═════ Provided records

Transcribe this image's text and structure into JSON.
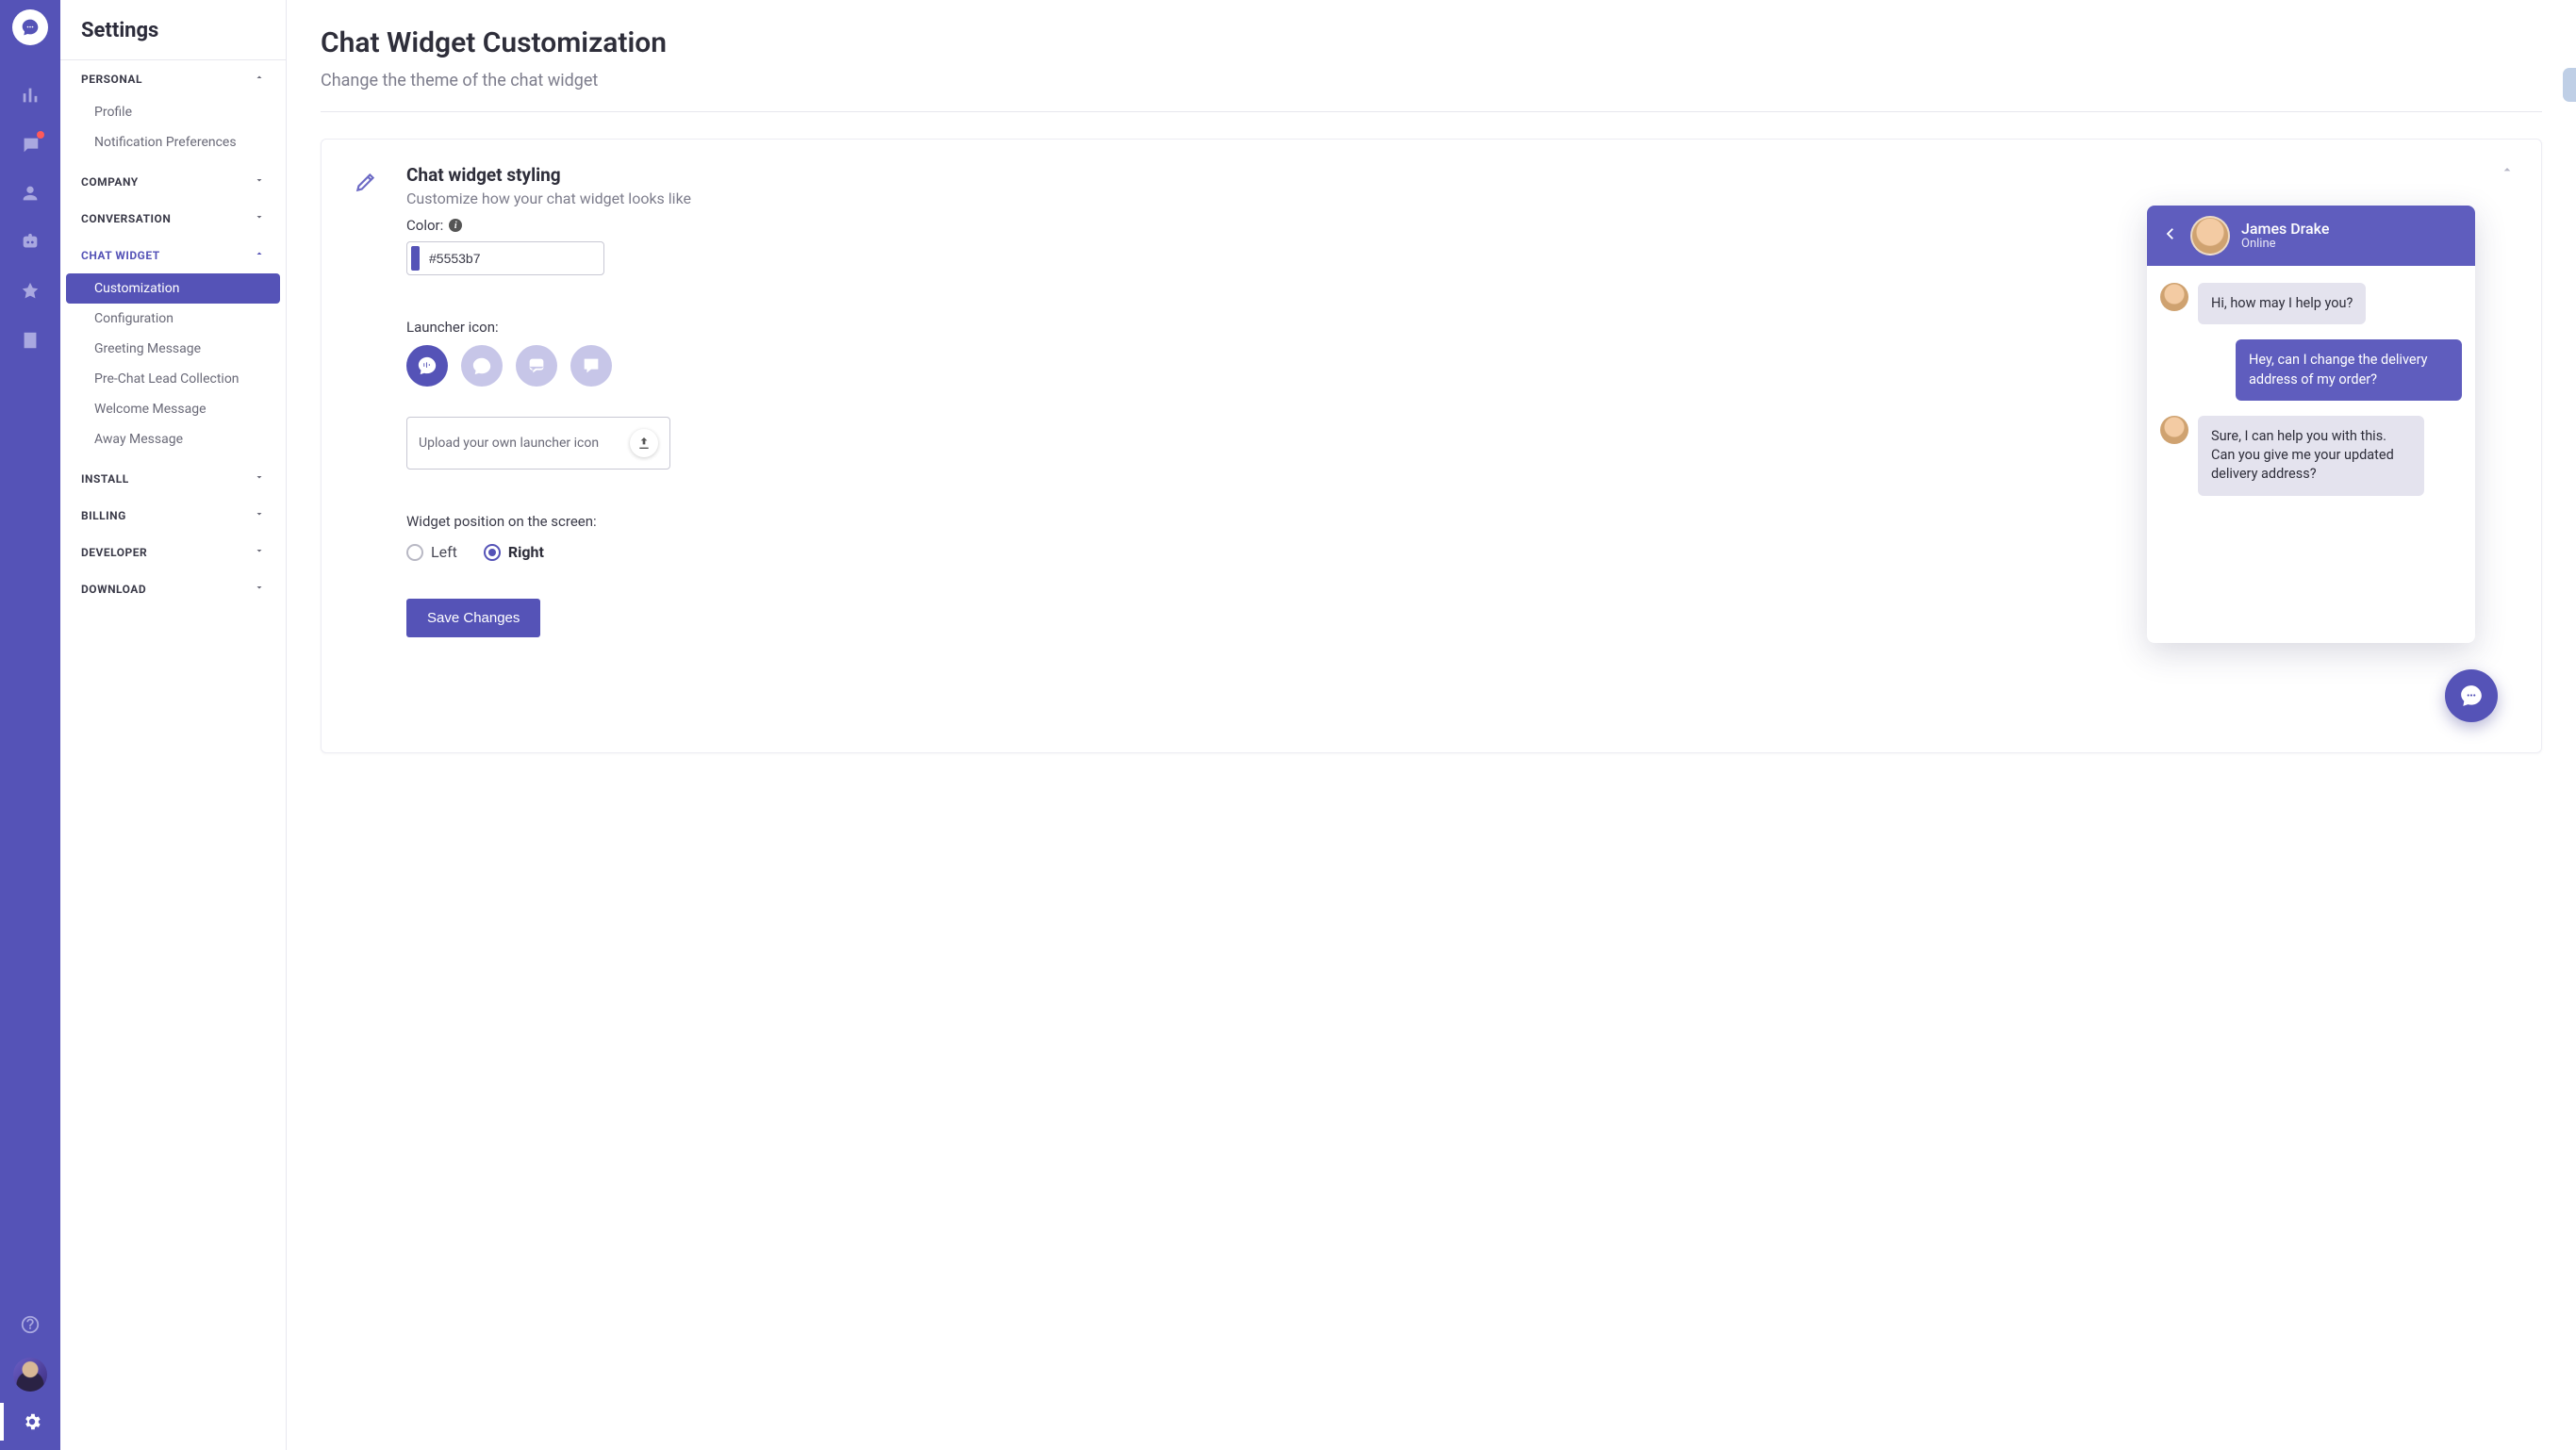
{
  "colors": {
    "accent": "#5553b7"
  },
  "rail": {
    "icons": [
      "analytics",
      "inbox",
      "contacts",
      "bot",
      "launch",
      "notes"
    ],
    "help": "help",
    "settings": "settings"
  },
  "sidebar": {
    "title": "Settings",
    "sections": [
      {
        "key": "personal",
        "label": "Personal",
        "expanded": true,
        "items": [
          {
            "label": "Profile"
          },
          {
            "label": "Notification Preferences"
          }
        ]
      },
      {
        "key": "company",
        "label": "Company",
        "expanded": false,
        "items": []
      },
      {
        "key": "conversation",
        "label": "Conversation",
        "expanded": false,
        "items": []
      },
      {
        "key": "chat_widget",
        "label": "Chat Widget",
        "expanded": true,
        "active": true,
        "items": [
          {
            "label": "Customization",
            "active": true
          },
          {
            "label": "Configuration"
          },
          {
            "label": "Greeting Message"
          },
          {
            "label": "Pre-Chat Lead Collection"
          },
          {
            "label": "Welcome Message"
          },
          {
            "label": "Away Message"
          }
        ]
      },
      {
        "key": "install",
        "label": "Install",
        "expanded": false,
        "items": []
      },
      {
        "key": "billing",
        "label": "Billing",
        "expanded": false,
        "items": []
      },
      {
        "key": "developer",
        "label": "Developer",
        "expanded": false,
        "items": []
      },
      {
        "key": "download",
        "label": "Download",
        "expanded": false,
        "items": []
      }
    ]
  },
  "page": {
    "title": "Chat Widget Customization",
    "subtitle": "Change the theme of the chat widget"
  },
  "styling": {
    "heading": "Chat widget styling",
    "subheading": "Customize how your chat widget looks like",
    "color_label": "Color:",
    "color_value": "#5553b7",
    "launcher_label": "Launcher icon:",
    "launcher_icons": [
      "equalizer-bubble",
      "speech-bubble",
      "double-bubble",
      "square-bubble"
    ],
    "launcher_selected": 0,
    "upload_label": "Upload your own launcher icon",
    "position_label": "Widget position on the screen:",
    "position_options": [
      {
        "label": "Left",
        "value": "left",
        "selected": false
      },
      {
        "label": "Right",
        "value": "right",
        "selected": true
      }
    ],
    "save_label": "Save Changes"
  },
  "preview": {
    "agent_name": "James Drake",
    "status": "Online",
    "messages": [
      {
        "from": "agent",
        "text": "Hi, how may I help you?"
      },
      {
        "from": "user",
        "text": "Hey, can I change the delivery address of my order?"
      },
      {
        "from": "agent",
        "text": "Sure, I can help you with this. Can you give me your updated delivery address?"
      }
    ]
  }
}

══════════
═════ Provided records

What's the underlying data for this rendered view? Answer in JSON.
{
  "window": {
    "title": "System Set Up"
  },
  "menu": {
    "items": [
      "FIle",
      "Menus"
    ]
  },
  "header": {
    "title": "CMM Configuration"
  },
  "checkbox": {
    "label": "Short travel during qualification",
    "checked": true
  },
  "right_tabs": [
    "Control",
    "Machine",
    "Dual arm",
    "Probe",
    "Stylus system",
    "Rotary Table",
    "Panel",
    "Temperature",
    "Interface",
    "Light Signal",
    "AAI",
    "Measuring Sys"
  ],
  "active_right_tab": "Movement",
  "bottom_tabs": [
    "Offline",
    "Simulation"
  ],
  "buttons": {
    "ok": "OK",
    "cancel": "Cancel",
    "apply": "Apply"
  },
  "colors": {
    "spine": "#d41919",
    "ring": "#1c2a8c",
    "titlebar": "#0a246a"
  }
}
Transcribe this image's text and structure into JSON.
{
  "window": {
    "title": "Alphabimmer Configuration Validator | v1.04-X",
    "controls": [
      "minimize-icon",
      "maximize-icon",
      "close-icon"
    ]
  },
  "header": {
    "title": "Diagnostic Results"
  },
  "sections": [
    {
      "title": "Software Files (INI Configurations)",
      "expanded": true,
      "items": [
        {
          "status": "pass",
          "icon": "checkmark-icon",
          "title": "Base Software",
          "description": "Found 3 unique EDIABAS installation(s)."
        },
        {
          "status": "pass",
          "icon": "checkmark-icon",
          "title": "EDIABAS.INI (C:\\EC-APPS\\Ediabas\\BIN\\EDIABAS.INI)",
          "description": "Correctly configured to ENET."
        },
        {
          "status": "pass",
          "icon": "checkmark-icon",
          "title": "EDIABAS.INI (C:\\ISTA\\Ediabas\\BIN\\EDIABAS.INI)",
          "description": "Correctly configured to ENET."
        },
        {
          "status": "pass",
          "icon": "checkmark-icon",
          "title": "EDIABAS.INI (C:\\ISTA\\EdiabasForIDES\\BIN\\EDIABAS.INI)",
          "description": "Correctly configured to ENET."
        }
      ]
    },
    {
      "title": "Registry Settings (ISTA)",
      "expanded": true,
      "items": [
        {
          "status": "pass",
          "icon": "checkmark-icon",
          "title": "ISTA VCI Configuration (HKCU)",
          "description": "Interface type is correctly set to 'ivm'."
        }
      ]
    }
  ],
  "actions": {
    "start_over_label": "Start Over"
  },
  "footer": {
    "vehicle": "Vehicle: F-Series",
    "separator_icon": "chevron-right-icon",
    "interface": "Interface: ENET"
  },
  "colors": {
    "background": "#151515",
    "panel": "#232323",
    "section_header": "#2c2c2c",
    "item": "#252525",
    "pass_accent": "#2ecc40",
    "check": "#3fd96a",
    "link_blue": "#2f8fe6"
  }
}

══════════
═════ Provided records

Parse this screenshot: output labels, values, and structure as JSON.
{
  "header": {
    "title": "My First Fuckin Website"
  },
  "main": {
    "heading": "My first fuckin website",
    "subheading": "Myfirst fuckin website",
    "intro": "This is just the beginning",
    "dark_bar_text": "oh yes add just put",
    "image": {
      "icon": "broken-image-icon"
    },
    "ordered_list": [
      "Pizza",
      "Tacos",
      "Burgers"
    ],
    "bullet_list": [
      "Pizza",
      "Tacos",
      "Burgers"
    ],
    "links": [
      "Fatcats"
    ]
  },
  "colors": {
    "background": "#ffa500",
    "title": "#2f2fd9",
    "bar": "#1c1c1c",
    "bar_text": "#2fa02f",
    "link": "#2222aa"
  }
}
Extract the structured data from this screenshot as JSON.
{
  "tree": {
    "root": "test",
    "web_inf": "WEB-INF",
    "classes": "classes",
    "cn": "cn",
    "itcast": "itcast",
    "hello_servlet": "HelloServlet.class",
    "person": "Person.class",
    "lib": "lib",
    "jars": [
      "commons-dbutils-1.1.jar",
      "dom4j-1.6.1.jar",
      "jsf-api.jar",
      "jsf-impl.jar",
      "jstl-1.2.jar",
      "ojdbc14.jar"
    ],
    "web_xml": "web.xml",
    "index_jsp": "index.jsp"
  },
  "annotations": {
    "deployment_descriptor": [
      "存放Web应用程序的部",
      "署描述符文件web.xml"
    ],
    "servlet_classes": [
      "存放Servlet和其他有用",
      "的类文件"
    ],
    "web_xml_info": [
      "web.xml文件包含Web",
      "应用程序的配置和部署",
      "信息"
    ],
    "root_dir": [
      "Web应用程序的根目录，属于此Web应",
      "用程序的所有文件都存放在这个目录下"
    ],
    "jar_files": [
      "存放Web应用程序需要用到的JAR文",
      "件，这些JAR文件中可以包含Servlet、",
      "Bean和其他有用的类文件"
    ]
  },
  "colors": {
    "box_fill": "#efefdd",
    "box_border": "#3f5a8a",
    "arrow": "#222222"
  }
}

══════════

Look for the word "background" in every line of the listing and copy the lines that have it.

    "background": "#151515",
    "background": "#ffa500",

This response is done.